━━ Records supplied ━━

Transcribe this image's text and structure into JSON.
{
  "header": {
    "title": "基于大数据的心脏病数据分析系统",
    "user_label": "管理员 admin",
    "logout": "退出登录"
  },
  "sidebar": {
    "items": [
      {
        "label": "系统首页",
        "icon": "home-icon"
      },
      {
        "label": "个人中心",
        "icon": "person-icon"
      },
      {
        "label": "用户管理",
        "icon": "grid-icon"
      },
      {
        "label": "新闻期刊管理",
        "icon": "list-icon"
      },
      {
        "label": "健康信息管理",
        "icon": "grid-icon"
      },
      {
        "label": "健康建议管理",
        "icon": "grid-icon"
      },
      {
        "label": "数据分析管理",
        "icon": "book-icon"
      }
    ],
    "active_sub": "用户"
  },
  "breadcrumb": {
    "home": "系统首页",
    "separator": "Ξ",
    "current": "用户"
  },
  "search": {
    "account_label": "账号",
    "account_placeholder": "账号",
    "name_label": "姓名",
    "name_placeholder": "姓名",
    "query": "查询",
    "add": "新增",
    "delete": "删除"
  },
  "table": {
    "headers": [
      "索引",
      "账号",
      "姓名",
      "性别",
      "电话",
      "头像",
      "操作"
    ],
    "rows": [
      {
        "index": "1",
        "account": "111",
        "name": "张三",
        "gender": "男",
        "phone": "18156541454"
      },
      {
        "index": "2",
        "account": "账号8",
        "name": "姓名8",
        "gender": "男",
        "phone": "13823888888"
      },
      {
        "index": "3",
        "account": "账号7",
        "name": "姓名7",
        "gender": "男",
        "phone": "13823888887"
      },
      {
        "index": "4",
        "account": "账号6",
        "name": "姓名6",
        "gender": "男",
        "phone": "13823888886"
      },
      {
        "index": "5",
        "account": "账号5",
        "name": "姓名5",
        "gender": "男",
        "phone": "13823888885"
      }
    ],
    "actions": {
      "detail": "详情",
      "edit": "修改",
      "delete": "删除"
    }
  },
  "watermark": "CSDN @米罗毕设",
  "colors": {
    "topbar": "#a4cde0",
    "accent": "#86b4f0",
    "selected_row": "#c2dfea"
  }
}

━━━

Written instruction:
Your task is to quote all of the data word for word.

Completed task:
Transcribe this image's text and structure into JSON.
{
  "header": {
    "title": "基于大数据的心脏病数据分析系统",
    "user_label": "管理员 admin",
    "logout": "退出登录"
  },
  "sidebar": {
    "items": [
      {
        "label": "系统首页",
        "icon": "home-icon"
      },
      {
        "label": "个人中心",
        "icon": "person-icon"
      },
      {
        "label": "用户管理",
        "icon": "grid-icon"
      },
      {
        "label": "新闻期刊管理",
        "icon": "list-icon"
      },
      {
        "label": "健康信息管理",
        "icon": "grid-icon"
      },
      {
        "label": "健康建议管理",
        "icon": "grid-icon"
      },
      {
        "label": "数据分析管理",
        "icon": "book-icon"
      }
    ],
    "active_sub": "用户"
  },
  "breadcrumb": {
    "home": "系统首页",
    "separator": "Ξ",
    "current": "用户"
  },
  "search": {
    "account_label": "账号",
    "account_placeholder": "账号",
    "name_label": "姓名",
    "name_placeholder": "姓名",
    "query": "查询",
    "add": "新增",
    "delete": "删除"
  },
  "table": {
    "headers": [
      "索引",
      "账号",
      "姓名",
      "性别",
      "电话",
      "头像",
      "操作"
    ],
    "rows": [
      {
        "index": "1",
        "account": "111",
        "name": "张三",
        "gender": "男",
        "phone": "18156541454"
      },
      {
        "index": "2",
        "account": "账号8",
        "name": "姓名8",
        "gender": "男",
        "phone": "13823888888"
      },
      {
        "index": "3",
        "account": "账号7",
        "name": "姓名7",
        "gender": "男",
        "phone": "13823888887"
      },
      {
        "index": "4",
        "account": "账号6",
        "name": "姓名6",
        "gender": "男",
        "phone": "13823888886"
      },
      {
        "index": "5",
        "account": "账号5",
        "name": "姓名5",
        "gender": "男",
        "phone": "13823888885"
      }
    ],
    "actions": {
      "detail": "详情",
      "edit": "修改",
      "delete": "删除"
    }
  },
  "watermark": "CSDN @米罗毕设",
  "colors": {
    "topbar": "#a4cde0",
    "accent": "#86b4f0",
    "selected_row": "#c2dfea"
  }
}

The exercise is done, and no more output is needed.